» What is required
Swap "series-line" for "plot-line" in the lines below, starting at the line that has "- legend-label-cooling-1: Cooling" and stopping after the line that has "- legend: Grid". Give back only those lines, with nothing else changed.

» Records supplied
┌──

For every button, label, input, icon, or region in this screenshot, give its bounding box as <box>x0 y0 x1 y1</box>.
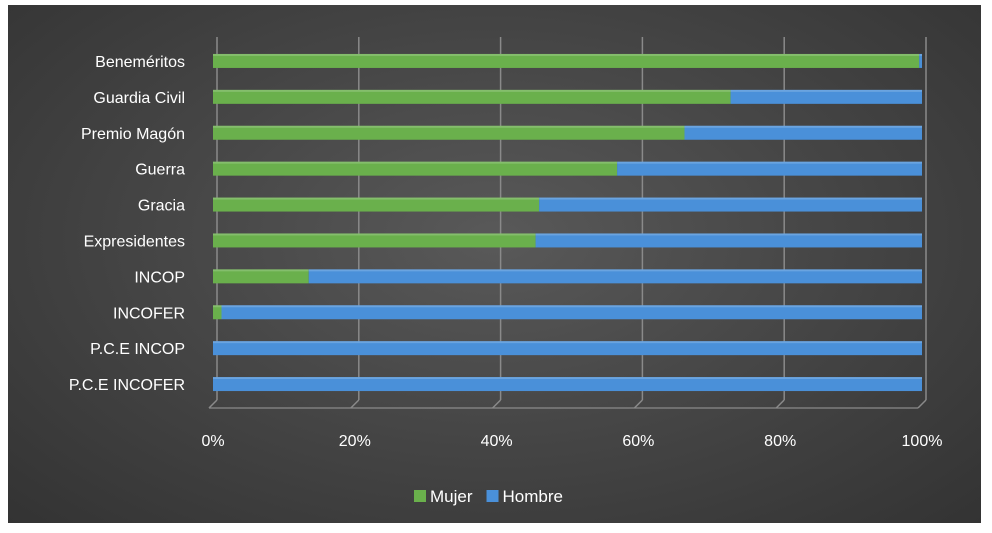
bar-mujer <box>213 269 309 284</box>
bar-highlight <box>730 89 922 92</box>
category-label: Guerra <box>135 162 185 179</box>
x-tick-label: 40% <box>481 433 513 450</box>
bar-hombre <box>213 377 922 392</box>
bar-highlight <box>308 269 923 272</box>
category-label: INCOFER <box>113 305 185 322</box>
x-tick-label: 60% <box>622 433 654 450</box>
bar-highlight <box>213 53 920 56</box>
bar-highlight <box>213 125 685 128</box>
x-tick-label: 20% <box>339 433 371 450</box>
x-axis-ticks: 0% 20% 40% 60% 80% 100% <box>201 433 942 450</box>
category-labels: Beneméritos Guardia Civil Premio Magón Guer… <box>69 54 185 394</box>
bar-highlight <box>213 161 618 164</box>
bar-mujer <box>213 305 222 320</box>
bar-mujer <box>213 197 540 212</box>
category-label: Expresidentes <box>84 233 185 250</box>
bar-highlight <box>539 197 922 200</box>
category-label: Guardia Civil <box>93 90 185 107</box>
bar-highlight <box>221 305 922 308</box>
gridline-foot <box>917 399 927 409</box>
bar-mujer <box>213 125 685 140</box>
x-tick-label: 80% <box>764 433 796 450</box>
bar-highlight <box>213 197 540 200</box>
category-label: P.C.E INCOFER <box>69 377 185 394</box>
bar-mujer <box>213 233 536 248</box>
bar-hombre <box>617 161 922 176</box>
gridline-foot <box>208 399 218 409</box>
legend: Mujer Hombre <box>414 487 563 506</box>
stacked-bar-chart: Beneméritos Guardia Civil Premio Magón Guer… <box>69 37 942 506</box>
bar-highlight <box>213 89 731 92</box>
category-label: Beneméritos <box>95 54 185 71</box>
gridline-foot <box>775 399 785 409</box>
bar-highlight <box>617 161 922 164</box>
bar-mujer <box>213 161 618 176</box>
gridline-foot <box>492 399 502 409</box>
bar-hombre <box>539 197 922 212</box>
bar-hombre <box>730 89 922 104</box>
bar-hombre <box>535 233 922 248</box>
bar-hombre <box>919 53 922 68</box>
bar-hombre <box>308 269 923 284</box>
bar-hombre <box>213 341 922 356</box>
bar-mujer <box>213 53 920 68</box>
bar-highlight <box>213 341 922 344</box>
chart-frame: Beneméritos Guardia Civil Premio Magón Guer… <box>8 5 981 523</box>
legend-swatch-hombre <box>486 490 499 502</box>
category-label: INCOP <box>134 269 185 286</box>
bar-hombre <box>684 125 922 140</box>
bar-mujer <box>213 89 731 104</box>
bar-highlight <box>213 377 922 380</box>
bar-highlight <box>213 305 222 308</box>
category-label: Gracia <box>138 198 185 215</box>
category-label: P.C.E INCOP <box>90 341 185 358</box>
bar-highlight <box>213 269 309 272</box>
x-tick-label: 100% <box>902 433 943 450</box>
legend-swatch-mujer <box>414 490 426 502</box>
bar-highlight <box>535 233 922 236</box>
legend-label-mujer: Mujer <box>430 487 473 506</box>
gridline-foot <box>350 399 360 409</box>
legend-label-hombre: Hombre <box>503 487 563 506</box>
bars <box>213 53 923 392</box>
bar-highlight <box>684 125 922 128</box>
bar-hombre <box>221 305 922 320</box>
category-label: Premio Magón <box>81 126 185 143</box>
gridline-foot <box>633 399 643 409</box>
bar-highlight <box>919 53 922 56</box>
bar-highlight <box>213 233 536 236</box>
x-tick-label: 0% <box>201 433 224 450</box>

└──
┌──

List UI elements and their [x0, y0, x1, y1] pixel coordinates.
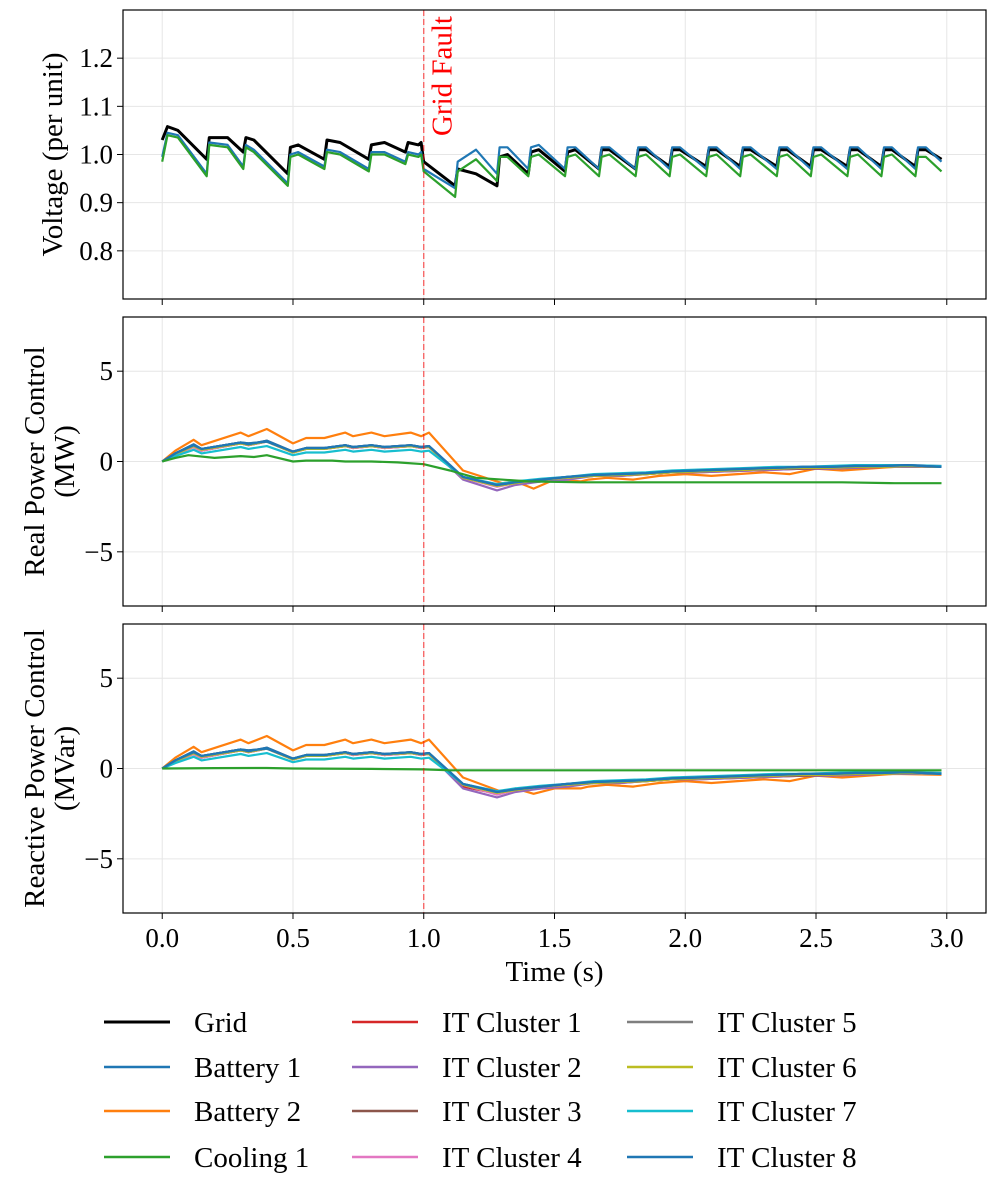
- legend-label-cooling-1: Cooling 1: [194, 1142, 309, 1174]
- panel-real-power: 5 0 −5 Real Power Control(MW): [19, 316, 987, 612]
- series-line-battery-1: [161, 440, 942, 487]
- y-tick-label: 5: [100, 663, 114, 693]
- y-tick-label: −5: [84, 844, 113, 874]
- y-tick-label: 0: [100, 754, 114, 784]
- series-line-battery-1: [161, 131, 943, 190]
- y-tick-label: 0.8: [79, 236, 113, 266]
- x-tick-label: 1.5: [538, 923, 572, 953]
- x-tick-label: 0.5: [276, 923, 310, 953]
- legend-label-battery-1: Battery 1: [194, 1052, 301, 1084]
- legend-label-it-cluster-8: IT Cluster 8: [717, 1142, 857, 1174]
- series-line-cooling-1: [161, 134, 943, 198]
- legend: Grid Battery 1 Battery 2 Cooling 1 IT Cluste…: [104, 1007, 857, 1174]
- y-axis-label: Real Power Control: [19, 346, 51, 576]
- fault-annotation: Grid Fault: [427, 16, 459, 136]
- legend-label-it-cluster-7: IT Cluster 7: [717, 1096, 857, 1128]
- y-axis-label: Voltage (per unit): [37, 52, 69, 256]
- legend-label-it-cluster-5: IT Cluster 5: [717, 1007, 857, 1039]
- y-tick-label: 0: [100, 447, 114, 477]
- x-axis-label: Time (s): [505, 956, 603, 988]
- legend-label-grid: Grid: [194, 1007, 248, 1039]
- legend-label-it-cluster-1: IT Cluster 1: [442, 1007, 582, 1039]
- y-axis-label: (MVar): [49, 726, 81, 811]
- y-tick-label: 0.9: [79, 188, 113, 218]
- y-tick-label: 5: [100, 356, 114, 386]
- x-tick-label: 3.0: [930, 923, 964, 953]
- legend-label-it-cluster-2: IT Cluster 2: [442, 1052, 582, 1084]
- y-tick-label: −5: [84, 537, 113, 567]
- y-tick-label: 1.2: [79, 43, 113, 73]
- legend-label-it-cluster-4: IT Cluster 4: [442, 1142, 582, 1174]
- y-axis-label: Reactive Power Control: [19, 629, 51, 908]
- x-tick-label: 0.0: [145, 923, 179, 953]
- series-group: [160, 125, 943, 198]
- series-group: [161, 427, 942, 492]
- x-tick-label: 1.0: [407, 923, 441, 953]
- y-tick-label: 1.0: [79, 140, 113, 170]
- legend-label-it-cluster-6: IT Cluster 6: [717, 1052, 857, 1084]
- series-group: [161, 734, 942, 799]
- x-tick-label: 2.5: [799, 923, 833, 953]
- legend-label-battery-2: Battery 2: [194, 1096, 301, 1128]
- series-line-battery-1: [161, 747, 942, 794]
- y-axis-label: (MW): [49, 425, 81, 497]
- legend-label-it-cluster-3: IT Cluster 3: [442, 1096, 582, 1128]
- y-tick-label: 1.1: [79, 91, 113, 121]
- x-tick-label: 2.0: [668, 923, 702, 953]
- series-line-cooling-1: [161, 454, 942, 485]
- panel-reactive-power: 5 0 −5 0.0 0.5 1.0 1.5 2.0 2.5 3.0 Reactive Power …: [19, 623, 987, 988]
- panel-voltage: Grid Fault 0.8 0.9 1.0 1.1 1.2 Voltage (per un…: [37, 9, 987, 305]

└──
┌──

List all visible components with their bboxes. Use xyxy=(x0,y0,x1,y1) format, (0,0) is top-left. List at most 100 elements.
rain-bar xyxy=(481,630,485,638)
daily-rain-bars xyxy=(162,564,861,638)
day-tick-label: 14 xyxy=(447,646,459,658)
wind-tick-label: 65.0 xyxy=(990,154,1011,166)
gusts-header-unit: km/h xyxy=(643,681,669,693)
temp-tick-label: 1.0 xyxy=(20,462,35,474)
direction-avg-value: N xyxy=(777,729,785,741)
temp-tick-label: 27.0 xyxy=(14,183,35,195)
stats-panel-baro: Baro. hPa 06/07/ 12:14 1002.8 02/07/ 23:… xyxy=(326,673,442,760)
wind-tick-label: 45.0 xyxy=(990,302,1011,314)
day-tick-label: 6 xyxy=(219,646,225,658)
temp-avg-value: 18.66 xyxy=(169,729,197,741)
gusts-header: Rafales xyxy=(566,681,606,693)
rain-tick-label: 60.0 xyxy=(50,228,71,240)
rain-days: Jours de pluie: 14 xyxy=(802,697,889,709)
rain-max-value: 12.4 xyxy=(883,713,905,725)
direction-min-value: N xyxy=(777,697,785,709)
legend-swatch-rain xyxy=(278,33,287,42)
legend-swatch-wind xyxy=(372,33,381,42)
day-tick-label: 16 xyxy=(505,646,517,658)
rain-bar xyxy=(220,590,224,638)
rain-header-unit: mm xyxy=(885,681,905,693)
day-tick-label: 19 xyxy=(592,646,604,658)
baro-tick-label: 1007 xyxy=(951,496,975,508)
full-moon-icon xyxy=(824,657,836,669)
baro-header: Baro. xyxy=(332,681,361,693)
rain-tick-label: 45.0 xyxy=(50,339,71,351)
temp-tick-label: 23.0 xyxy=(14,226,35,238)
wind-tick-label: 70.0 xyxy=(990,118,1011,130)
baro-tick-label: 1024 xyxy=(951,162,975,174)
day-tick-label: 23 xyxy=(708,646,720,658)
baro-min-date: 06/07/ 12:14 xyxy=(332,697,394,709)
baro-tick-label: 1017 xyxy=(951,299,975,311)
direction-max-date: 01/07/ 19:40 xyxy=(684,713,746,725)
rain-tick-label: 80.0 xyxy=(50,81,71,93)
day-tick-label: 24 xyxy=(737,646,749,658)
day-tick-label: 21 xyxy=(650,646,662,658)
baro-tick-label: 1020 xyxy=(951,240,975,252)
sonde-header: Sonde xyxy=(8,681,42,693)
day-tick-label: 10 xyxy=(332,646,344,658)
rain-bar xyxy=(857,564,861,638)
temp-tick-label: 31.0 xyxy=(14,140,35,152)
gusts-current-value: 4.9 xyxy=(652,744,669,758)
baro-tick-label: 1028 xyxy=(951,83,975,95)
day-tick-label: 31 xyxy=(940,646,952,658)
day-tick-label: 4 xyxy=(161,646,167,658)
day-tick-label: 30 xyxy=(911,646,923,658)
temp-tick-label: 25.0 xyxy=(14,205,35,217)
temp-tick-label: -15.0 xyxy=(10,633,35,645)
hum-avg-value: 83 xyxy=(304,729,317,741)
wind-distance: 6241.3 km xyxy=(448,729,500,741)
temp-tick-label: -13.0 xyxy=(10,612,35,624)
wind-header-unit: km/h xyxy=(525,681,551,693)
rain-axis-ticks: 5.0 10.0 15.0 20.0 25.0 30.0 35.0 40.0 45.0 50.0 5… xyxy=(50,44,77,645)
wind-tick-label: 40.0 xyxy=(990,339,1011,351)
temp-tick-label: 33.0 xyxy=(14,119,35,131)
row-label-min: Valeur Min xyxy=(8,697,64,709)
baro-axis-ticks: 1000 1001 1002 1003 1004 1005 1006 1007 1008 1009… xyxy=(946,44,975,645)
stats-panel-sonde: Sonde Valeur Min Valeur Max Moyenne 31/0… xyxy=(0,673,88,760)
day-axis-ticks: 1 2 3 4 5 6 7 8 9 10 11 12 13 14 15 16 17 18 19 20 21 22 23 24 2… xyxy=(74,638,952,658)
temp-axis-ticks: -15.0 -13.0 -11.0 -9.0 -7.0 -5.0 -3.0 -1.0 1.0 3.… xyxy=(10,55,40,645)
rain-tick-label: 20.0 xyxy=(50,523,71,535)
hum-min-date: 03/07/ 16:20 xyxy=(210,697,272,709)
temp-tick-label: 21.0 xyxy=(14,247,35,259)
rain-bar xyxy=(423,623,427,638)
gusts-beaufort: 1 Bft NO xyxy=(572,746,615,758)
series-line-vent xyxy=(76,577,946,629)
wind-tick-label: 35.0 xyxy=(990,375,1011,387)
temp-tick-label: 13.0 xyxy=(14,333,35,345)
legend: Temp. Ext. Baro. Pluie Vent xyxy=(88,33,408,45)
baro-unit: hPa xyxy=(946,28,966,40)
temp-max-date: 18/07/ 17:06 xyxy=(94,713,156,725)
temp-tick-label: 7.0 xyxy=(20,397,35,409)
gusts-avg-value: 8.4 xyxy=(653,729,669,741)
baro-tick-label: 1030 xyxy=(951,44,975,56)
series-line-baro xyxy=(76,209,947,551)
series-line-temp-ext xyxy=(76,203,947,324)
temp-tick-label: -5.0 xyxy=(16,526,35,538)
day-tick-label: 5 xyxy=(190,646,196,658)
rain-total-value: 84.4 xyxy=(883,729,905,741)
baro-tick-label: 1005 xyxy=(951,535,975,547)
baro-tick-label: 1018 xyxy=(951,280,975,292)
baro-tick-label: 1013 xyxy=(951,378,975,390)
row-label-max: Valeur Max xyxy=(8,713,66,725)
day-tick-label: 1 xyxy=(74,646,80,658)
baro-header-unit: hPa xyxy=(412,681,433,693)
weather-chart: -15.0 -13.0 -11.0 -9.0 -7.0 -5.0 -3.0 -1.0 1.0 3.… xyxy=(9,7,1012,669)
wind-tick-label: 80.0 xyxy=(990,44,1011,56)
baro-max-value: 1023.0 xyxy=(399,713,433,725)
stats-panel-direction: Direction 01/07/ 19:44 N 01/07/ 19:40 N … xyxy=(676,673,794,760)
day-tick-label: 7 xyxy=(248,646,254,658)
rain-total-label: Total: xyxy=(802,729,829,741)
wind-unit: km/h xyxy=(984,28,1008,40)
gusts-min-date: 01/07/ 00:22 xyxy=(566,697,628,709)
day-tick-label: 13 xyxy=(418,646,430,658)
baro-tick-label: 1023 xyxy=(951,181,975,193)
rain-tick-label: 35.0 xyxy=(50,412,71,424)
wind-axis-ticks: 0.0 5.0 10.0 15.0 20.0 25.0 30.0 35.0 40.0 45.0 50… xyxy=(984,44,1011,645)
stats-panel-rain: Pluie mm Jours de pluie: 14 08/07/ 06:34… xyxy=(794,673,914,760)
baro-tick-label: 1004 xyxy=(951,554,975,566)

└──

» Task output
- legend-label-cooling-1: Cooling 1: [194, 1142, 309, 1174]
- panel-real-power: 5 0 −5 Real Power Control(MW): [19, 316, 987, 612]
- plot-line-battery-1: [161, 440, 942, 487]
- y-tick-label: 5: [100, 663, 114, 693]
- y-tick-label: −5: [84, 844, 113, 874]
- y-tick-label: 0: [100, 754, 114, 784]
- plot-line-battery-1: [161, 131, 943, 190]
- y-tick-label: 0.8: [79, 236, 113, 266]
- x-tick-label: 1.5: [538, 923, 572, 953]
- x-tick-label: 0.5: [276, 923, 310, 953]
- legend-label-battery-1: Battery 1: [194, 1052, 301, 1084]
- legend-label-it-cluster-8: IT Cluster 8: [717, 1142, 857, 1174]
- plot-line-cooling-1: [161, 134, 943, 198]
- legend: Grid Battery 1 Battery 2 Cooling 1 IT Cluste…: [104, 1007, 857, 1174]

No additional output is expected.